• DO THIS: Count the lines in the records below that contain the word "نیاز", and reply with only that number.

* BEGIN DATA FOR THIS TASK *

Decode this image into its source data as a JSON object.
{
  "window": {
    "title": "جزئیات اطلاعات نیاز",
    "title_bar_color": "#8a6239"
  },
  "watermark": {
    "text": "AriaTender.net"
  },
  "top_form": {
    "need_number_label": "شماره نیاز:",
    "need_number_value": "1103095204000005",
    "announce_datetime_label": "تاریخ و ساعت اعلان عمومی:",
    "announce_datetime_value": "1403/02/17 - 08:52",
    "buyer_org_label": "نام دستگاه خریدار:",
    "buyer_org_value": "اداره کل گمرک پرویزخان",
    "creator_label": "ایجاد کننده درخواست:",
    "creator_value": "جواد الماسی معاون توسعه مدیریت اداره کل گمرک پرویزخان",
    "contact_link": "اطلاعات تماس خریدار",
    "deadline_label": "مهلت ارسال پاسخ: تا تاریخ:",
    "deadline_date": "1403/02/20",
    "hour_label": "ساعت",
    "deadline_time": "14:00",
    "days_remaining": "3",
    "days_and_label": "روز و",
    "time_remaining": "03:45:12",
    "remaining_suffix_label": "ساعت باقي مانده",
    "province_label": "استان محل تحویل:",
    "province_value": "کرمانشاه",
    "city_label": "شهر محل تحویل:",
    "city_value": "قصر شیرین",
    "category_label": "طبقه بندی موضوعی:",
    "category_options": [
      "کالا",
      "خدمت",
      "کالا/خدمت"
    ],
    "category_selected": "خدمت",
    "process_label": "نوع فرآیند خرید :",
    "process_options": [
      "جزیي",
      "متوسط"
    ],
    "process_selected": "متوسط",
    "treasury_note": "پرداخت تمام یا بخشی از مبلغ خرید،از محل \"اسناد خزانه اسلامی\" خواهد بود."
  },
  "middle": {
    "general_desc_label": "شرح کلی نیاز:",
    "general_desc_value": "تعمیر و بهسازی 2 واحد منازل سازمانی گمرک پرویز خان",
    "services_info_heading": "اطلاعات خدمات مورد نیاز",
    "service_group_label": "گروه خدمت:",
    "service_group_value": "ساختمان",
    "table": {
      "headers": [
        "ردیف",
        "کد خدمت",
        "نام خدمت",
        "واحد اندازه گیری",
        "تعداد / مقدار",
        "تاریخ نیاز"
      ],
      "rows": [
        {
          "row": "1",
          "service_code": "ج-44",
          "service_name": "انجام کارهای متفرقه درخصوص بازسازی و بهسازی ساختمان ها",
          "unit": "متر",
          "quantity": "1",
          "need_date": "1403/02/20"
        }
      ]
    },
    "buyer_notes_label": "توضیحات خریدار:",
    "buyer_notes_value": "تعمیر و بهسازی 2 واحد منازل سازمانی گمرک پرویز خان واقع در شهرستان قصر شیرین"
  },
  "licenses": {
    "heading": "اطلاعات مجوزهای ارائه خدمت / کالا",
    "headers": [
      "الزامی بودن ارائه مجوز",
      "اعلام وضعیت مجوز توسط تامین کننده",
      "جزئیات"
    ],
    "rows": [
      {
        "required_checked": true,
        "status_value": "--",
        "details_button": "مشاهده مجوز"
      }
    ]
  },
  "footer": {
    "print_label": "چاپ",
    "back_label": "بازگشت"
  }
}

* END DATA FOR THIS TASK *
* BEGIN DATA FOR THIS TASK *

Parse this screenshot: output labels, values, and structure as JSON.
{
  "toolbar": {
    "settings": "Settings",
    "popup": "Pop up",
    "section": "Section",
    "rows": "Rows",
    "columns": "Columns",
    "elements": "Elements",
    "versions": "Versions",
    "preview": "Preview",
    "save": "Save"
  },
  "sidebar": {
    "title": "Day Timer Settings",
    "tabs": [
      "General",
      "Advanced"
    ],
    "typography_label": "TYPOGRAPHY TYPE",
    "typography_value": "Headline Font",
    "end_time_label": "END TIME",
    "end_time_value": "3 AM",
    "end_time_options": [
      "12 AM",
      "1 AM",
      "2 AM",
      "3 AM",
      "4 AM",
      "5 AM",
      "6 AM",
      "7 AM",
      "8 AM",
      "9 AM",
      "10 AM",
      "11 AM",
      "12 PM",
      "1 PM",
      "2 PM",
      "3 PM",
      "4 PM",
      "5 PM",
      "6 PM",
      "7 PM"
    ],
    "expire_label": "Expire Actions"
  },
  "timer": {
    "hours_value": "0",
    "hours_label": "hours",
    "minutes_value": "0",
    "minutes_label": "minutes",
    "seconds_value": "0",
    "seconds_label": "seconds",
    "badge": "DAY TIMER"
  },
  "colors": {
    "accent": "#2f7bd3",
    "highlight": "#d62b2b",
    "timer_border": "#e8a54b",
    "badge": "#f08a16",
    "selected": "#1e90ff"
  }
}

* END DATA FOR THIS TASK *

• FULL RESPONSE: 5